_Passage to read_
--- START ---
This is a set of scripts the installs Snowplow analytics on the Google Cloud Platform. It supports various configuration parameters.
Based on: https://www.simoahava.com/analytics/install-snowplow-on-the-google-cloud-platform/ Building upon the great work by the Snowplow team: https://snowplowanalytics.com/
Clone this repository, and open a bash shell (tested on Mac and Ubuntu Linus)
Then, edit the 0_set_environment.sh
file. This contains all the naming conventions etc.
The following scripts can be run in order.
BUT!! it will probably not work completely. Or you might not need all functionality. Currently, these scripts are not interactive, and just execute a lot of chunks in 1 go.
Best results are obtained by actually reading the scripts (always a good idea) and decide which bits you need.
1_init_gcloud.sh
2_create_pubsub_topics.sh
3_prepare_files_and_storage.sh
4_spin_up_collector.sh
4b_load_balance_collector.sh
5_spin_up_etl.sh
Consider it a recipe, not a meal.
A solid understanding of shell-scripting, cutting-pasting, and KNOWING what you're doing. This is not a polished product. It works for me (most of the time ;-))
--- END ---
_Data_
--- START ---
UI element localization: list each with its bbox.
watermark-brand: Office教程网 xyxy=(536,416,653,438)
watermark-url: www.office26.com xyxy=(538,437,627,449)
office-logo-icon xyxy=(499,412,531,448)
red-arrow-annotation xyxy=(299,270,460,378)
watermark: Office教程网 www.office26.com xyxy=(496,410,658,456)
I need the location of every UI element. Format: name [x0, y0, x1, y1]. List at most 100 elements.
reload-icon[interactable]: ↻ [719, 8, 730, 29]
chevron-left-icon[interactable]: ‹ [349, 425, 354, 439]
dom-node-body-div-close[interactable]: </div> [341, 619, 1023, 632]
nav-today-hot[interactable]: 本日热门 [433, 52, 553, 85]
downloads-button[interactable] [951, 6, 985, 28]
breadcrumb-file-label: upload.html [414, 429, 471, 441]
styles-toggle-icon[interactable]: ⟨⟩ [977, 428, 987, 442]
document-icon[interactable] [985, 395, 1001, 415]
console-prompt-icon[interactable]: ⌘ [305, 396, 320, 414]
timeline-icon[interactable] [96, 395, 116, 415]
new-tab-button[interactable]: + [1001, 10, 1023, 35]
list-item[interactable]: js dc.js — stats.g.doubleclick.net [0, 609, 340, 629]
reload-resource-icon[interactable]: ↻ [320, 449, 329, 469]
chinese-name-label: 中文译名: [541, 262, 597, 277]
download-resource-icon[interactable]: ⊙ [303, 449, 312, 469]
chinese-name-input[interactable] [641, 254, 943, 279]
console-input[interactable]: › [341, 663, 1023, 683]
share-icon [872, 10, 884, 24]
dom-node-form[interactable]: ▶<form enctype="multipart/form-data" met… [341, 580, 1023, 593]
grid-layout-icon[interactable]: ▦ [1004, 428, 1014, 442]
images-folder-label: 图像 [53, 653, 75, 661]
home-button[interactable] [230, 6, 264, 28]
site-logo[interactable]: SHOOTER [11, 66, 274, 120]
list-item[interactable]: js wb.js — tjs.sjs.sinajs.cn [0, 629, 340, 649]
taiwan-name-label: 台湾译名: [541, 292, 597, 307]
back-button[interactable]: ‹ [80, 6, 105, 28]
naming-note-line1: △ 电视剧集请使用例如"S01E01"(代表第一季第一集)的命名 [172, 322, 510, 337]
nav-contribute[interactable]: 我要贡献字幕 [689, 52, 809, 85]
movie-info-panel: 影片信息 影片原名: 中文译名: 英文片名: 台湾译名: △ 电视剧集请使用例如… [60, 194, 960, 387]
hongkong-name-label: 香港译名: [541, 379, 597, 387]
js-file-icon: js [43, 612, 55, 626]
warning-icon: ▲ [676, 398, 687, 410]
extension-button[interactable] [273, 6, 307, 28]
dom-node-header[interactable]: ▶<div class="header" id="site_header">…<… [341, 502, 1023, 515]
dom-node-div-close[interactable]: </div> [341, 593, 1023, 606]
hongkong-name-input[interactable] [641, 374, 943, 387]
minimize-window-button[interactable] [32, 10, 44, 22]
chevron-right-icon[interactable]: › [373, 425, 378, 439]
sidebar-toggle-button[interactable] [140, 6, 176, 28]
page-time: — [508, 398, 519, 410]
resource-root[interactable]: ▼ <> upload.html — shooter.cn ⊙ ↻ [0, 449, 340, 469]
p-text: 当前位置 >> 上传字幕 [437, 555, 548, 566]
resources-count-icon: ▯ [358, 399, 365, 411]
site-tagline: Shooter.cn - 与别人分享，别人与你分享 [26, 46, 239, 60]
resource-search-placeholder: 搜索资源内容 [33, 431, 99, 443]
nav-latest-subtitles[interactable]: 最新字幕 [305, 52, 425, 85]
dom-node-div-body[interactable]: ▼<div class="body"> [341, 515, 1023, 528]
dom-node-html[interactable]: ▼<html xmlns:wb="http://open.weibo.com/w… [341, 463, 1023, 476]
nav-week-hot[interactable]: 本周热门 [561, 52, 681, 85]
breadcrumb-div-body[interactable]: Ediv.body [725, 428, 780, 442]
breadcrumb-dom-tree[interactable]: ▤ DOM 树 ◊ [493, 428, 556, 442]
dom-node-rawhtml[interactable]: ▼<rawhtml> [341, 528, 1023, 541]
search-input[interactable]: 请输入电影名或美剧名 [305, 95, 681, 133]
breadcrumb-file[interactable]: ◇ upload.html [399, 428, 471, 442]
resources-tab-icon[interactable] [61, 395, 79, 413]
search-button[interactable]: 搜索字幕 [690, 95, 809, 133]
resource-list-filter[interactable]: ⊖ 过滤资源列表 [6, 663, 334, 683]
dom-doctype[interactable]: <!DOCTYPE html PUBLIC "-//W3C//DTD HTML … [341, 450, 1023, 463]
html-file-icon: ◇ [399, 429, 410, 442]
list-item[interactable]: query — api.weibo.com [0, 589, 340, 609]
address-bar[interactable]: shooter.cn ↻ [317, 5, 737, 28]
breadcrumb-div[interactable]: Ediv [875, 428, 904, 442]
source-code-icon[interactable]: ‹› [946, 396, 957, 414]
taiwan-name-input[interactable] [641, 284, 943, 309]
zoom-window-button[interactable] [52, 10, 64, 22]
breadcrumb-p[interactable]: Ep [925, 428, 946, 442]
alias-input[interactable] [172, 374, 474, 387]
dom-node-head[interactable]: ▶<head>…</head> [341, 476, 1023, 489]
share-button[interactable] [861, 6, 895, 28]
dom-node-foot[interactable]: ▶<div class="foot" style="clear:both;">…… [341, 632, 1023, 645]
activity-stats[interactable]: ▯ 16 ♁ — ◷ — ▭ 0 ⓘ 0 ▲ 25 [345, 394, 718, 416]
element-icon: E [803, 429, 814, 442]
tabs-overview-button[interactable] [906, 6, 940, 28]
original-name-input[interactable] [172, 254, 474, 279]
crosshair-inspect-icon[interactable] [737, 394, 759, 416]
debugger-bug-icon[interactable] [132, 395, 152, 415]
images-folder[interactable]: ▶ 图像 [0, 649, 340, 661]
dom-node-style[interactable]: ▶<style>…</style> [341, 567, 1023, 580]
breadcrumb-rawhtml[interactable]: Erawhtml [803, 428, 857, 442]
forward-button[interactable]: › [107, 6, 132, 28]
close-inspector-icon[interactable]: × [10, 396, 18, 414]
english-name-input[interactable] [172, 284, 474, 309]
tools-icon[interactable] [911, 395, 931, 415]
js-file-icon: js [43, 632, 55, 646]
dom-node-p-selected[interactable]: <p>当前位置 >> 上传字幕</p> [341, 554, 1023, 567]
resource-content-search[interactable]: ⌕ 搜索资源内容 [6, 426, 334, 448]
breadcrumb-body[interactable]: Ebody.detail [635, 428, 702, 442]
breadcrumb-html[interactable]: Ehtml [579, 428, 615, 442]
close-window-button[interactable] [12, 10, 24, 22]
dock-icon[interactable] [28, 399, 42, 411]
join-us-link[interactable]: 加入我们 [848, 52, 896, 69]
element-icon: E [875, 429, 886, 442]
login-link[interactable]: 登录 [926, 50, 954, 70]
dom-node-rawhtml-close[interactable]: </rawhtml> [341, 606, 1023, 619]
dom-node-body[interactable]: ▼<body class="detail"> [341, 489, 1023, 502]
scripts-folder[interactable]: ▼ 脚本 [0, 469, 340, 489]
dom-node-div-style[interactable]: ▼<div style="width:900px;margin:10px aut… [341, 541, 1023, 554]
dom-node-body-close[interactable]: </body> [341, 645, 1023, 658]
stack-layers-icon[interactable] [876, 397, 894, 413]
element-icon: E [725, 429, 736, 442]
--- END ---
_Problems to work on_
a – Copy out the lines of the entries, starting with the first line of the entries and ending after the line that contains "watermark: Office教程网 www.office26.com".
b – Continue the text on installing Snowplow on the Google Cloud Platform, starting right after its last sentence.

_Task answers_
a –
UI element localization: list each with its bbox.
watermark-brand: Office教程网 xyxy=(536,416,653,438)
watermark-url: www.office26.com xyxy=(538,437,627,449)
office-logo-icon xyxy=(499,412,531,448)
red-arrow-annotation xyxy=(299,270,460,378)
watermark: Office教程网 www.office26.com xyxy=(496,410,658,456)

b –
You will need:
The latest gcloud
command-line tools, obviously.
You have set up a GCP project with billing enabled. Also, make sure you have the needed services in this project enabled.
You also need a service account, and a credentials.json
somewhere, so the project can be set up using this credentials.
If you want to contribute to this project, please contact me. There's a lot that can be improved and added. If you find bugs or if you want improvements: Thank you! Raise an issue and I will look at it, and fix it if I can.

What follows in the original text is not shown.